§ **TASK INSTRUCTIONS**:
Give only the number of lines in the records that contain the word "PROPHETS".

[Dataset entries]
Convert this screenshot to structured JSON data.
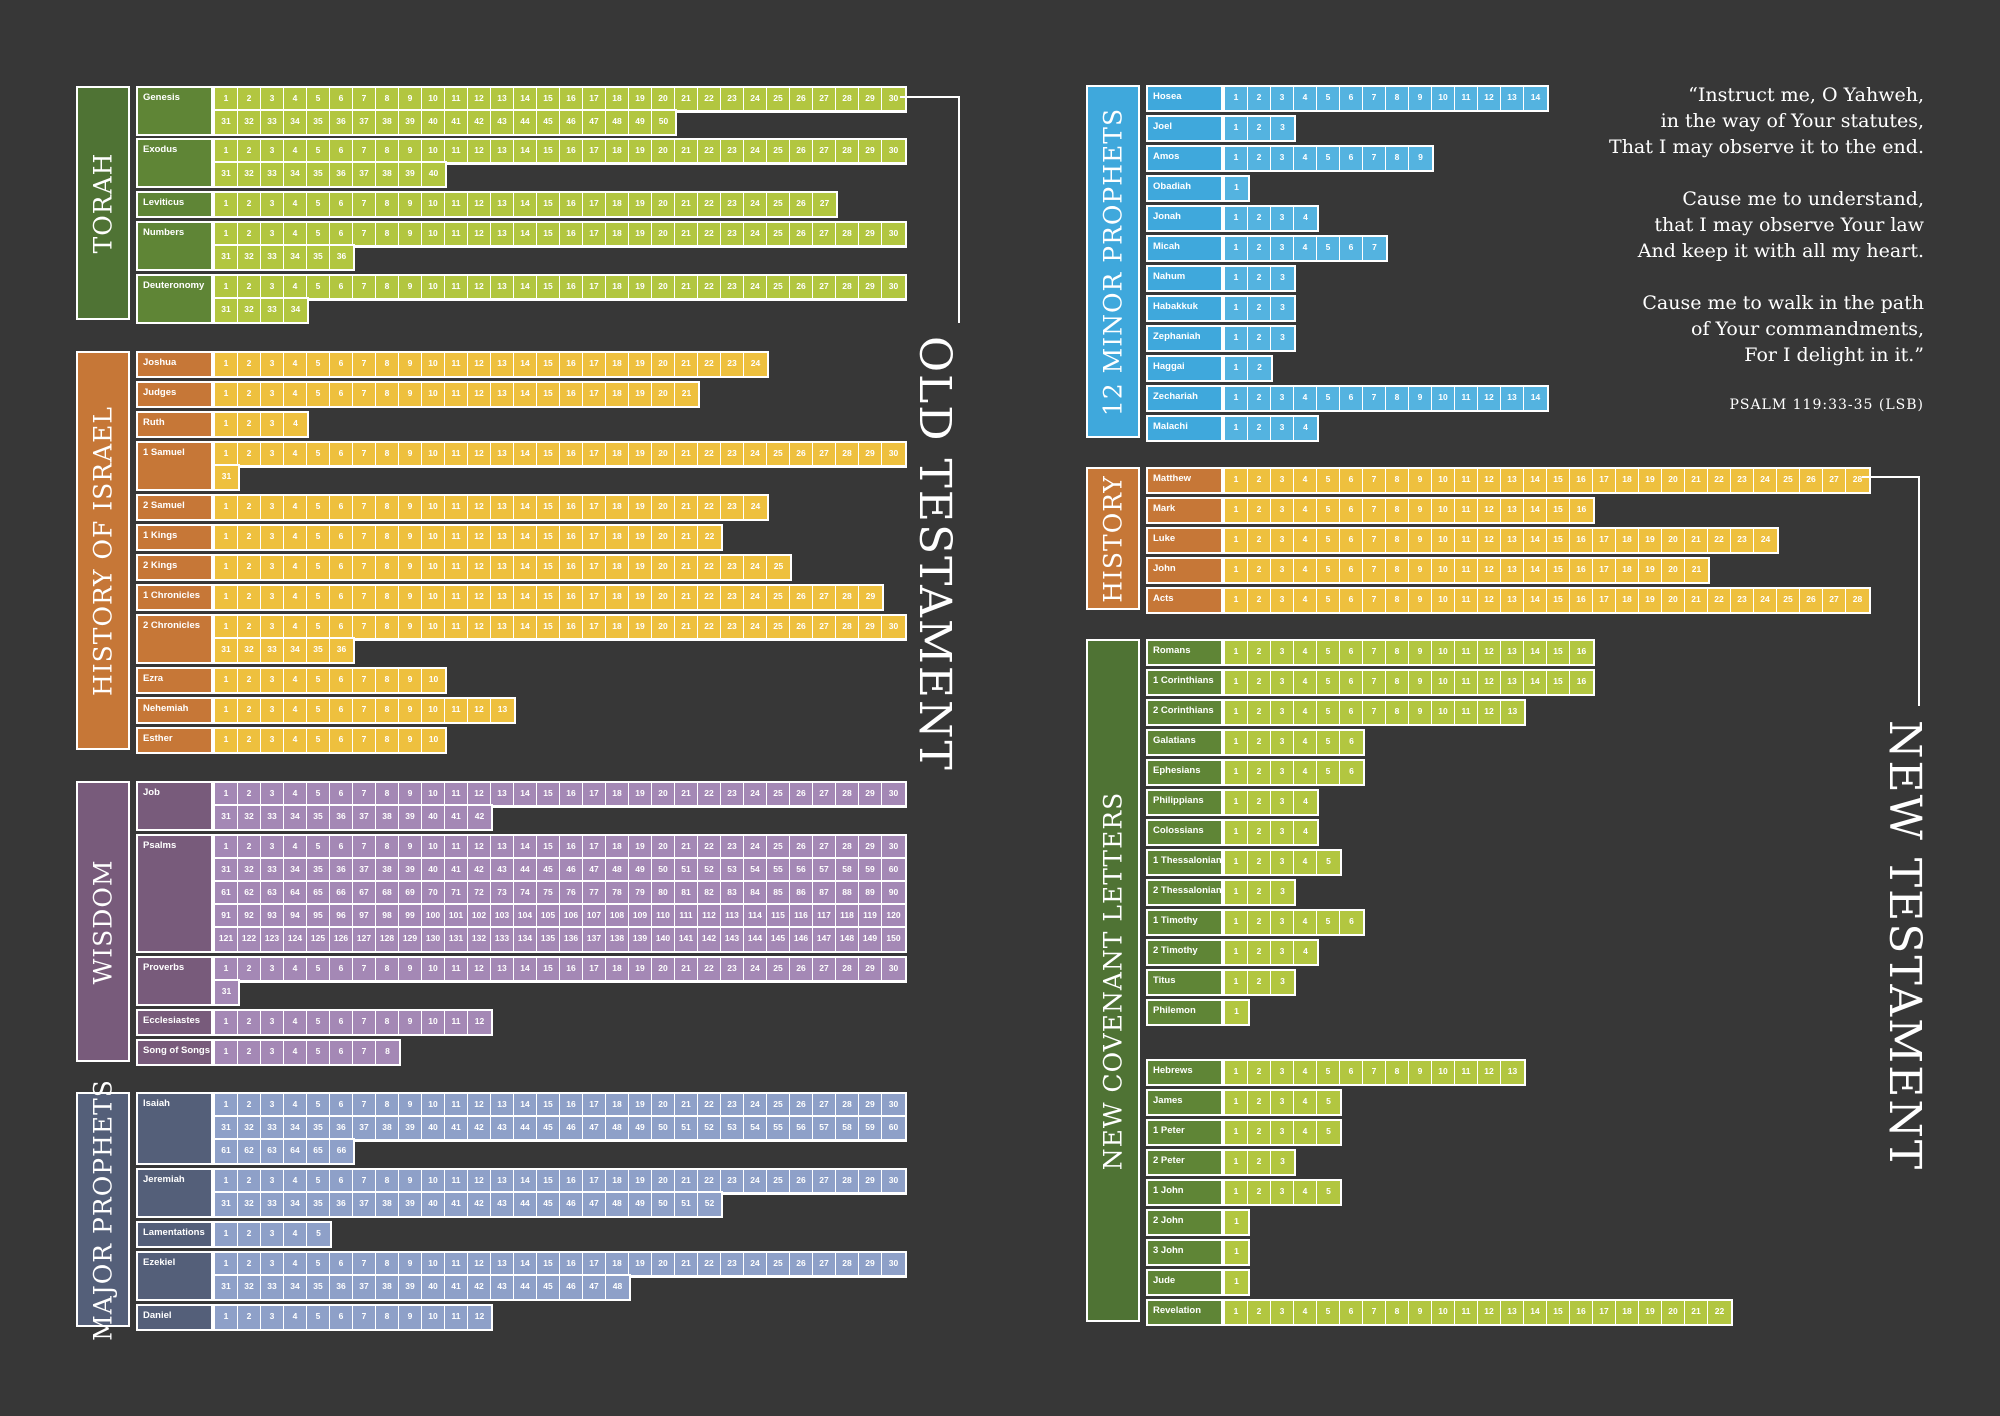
{
  "colors": {
    "torah_label": "#4f7334",
    "torah_book": "#5f8536",
    "torah_cell": "#b2c640",
    "history_label": "#c67737",
    "history_book": "#c67737",
    "history_cell": "#eec03e",
    "wisdom_label": "#785b7b",
    "wisdom_book": "#785b7b",
    "wisdom_cell": "#a488b5",
    "major_label": "#545f79",
    "major_book": "#545f79",
    "major_cell": "#8ea0c8",
    "minor_label": "#3fa8dc",
    "minor_book": "#3fa8dc",
    "minor_cell": "#54b3e0",
    "nthistory_label": "#c67737",
    "nthistory_book": "#c67737",
    "nthistory_cell": "#eec03e",
    "letters_label": "#4f7334",
    "letters_book": "#5f8536",
    "letters_cell": "#b2c640"
  },
  "testaments": {
    "old": "OLD TESTAMENT",
    "new": "NEW TESTAMENT"
  },
  "sections": [
    {
      "id": "torah",
      "label": "TORAH",
      "books": [
        {
          "name": "Genesis",
          "chapters": 50
        },
        {
          "name": "Exodus",
          "chapters": 40
        },
        {
          "name": "Leviticus",
          "chapters": 27
        },
        {
          "name": "Numbers",
          "chapters": 36
        },
        {
          "name": "Deuteronomy",
          "chapters": 34
        }
      ]
    },
    {
      "id": "history",
      "label": "HISTORY OF ISRAEL",
      "books": [
        {
          "name": "Joshua",
          "chapters": 24
        },
        {
          "name": "Judges",
          "chapters": 21
        },
        {
          "name": "Ruth",
          "chapters": 4
        },
        {
          "name": "1 Samuel",
          "chapters": 31
        },
        {
          "name": "2 Samuel",
          "chapters": 24
        },
        {
          "name": "1 Kings",
          "chapters": 22
        },
        {
          "name": "2 Kings",
          "chapters": 25
        },
        {
          "name": "1 Chronicles",
          "chapters": 29
        },
        {
          "name": "2 Chronicles",
          "chapters": 36
        },
        {
          "name": "Ezra",
          "chapters": 10
        },
        {
          "name": "Nehemiah",
          "chapters": 13
        },
        {
          "name": "Esther",
          "chapters": 10
        }
      ]
    },
    {
      "id": "wisdom",
      "label": "WISDOM",
      "books": [
        {
          "name": "Job",
          "chapters": 42
        },
        {
          "name": "Psalms",
          "chapters": 150
        },
        {
          "name": "Proverbs",
          "chapters": 31
        },
        {
          "name": "Ecclesiastes",
          "chapters": 12
        },
        {
          "name": "Song of Songs",
          "chapters": 8
        }
      ]
    },
    {
      "id": "major",
      "label": "MAJOR PROPHETS",
      "books": [
        {
          "name": "Isaiah",
          "chapters": 66
        },
        {
          "name": "Jeremiah",
          "chapters": 52
        },
        {
          "name": "Lamentations",
          "chapters": 5
        },
        {
          "name": "Ezekiel",
          "chapters": 48
        },
        {
          "name": "Daniel",
          "chapters": 12
        }
      ]
    },
    {
      "id": "minor",
      "label": "12 MINOR PROPHETS",
      "books": [
        {
          "name": "Hosea",
          "chapters": 14
        },
        {
          "name": "Joel",
          "chapters": 3
        },
        {
          "name": "Amos",
          "chapters": 9
        },
        {
          "name": "Obadiah",
          "chapters": 1
        },
        {
          "name": "Jonah",
          "chapters": 4
        },
        {
          "name": "Micah",
          "chapters": 7
        },
        {
          "name": "Nahum",
          "chapters": 3
        },
        {
          "name": "Habakkuk",
          "chapters": 3
        },
        {
          "name": "Zephaniah",
          "chapters": 3
        },
        {
          "name": "Haggai",
          "chapters": 2
        },
        {
          "name": "Zechariah",
          "chapters": 14
        },
        {
          "name": "Malachi",
          "chapters": 4
        }
      ]
    },
    {
      "id": "nthistory",
      "label": "HISTORY",
      "books": [
        {
          "name": "Matthew",
          "chapters": 28
        },
        {
          "name": "Mark",
          "chapters": 16
        },
        {
          "name": "Luke",
          "chapters": 24
        },
        {
          "name": "John",
          "chapters": 21
        },
        {
          "name": "Acts",
          "chapters": 28
        }
      ]
    },
    {
      "id": "letters",
      "label": "NEW COVENANT LETTERS",
      "books": [
        {
          "name": "Romans",
          "chapters": 16
        },
        {
          "name": "1 Corinthians",
          "chapters": 16
        },
        {
          "name": "2 Corinthians",
          "chapters": 13
        },
        {
          "name": "Galatians",
          "chapters": 6
        },
        {
          "name": "Ephesians",
          "chapters": 6
        },
        {
          "name": "Philippians",
          "chapters": 4
        },
        {
          "name": "Colossians",
          "chapters": 4
        },
        {
          "name": "1 Thessalonians",
          "chapters": 5
        },
        {
          "name": "2 Thessalonians",
          "chapters": 3
        },
        {
          "name": "1 Timothy",
          "chapters": 6
        },
        {
          "name": "2 Timothy",
          "chapters": 4
        },
        {
          "name": "Titus",
          "chapters": 3
        },
        {
          "name": "Philemon",
          "chapters": 1
        },
        {
          "name": "Hebrews",
          "chapters": 13
        },
        {
          "name": "James",
          "chapters": 5
        },
        {
          "name": "1 Peter",
          "chapters": 5
        },
        {
          "name": "2 Peter",
          "chapters": 3
        },
        {
          "name": "1 John",
          "chapters": 5
        },
        {
          "name": "2 John",
          "chapters": 1
        },
        {
          "name": "3 John",
          "chapters": 1
        },
        {
          "name": "Jude",
          "chapters": 1
        },
        {
          "name": "Revelation",
          "chapters": 22
        }
      ]
    }
  ],
  "quote": {
    "stanza1": [
      "“Instruct me, O Yahweh,",
      "in the way of Your statutes,",
      "That I may observe it to the end."
    ],
    "stanza2": [
      "Cause me to understand,",
      "that I may observe Your law",
      "And keep it with all my heart."
    ],
    "stanza3": [
      "Cause me to walk in the path",
      "of Your commandments,",
      "For I delight in it.”"
    ],
    "reference": "PSALM 119:33-35 (LSB)"
  }
}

§ **FINISHED EXERCISE**:
2